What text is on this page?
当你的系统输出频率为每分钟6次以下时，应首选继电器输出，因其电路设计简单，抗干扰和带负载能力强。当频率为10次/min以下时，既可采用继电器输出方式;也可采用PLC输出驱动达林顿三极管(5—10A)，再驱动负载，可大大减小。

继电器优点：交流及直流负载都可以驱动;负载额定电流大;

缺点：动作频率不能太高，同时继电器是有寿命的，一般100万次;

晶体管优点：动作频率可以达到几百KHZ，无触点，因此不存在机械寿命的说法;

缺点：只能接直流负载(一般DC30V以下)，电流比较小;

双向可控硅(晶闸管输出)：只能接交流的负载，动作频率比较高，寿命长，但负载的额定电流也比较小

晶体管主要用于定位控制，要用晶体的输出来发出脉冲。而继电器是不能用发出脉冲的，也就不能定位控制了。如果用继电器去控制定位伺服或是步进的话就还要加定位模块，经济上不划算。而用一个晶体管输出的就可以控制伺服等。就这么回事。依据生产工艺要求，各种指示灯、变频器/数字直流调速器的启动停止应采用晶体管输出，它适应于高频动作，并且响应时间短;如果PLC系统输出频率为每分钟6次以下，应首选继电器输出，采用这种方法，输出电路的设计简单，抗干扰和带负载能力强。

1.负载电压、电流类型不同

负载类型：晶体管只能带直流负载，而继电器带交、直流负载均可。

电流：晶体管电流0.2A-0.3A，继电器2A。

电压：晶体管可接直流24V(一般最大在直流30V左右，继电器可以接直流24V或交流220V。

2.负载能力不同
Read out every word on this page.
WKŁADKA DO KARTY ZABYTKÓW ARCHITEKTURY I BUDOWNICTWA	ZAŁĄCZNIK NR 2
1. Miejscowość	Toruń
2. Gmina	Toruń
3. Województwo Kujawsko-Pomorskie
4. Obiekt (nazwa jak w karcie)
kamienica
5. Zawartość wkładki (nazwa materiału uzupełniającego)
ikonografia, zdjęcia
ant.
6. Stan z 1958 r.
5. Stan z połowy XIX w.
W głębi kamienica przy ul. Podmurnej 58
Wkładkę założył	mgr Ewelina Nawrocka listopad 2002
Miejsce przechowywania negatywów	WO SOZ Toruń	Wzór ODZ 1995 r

**Exercise brief:** Quote the material exactly, leaving nothing out.

**Answer to the problem:**
What text is on this page?
当你的系统输出频率为每分钟6次以下时，应首选继电器输出，因其电路设计简单，抗干扰和带负载能力强。当频率为10次/min以下时，既可采用继电器输出方式;也可采用PLC输出驱动达林顿三极管(5—10A)，再驱动负载，可大大减小。

继电器优点：交流及直流负载都可以驱动;负载额定电流大;

缺点：动作频率不能太高，同时继电器是有寿命的，一般100万次;

晶体管优点：动作频率可以达到几百KHZ，无触点，因此不存在机械寿命的说法;

缺点：只能接直流负载(一般DC30V以下)，电流比较小;

双向可控硅(晶闸管输出)：只能接交流的负载，动作频率比较高，寿命长，但负载的额定电流也比较小

晶体管主要用于定位控制，要用晶体的输出来发出脉冲。而继电器是不能用发出脉冲的，也就不能定位控制了。如果用继电器去控制定位伺服或是步进的话就还要加定位模块，经济上不划算。而用一个晶体管输出的就可以控制伺服等。就这么回事。依据生产工艺要求，各种指示灯、变频器/数字直流调速器的启动停止应采用晶体管输出，它适应于高频动作，并且响应时间短;如果PLC系统输出频率为每分钟6次以下，应首选继电器输出，采用这种方法，输出电路的设计简单，抗干扰和带负载能力强。

1.负载电压、电流类型不同

负载类型：晶体管只能带直流负载，而继电器带交、直流负载均可。

电流：晶体管电流0.2A-0.3A，继电器2A。

电压：晶体管可接直流24V(一般最大在直流30V左右，继电器可以接直流24V或交流220V。

2.负载能力不同
Read out every word on this page.
WKŁADKA DO KARTY ZABYTKÓW ARCHITEKTURY I BUDOWNICTWA	ZAŁĄCZNIK NR 2
1. Miejscowość	Toruń
2. Gmina	Toruń
3. Województwo Kujawsko-Pomorskie
4. Obiekt (nazwa jak w karcie)
kamienica
5. Zawartość wkładki (nazwa materiału uzupełniającego)
ikonografia, zdjęcia
ant.
6. Stan z 1958 r.
5. Stan z połowy XIX w.
W głębi kamienica przy ul. Podmurnej 58
Wkładkę założył	mgr Ewelina Nawrocka listopad 2002
Miejsce przechowywania negatywów	WO SOZ Toruń	Wzór ODZ 1995 r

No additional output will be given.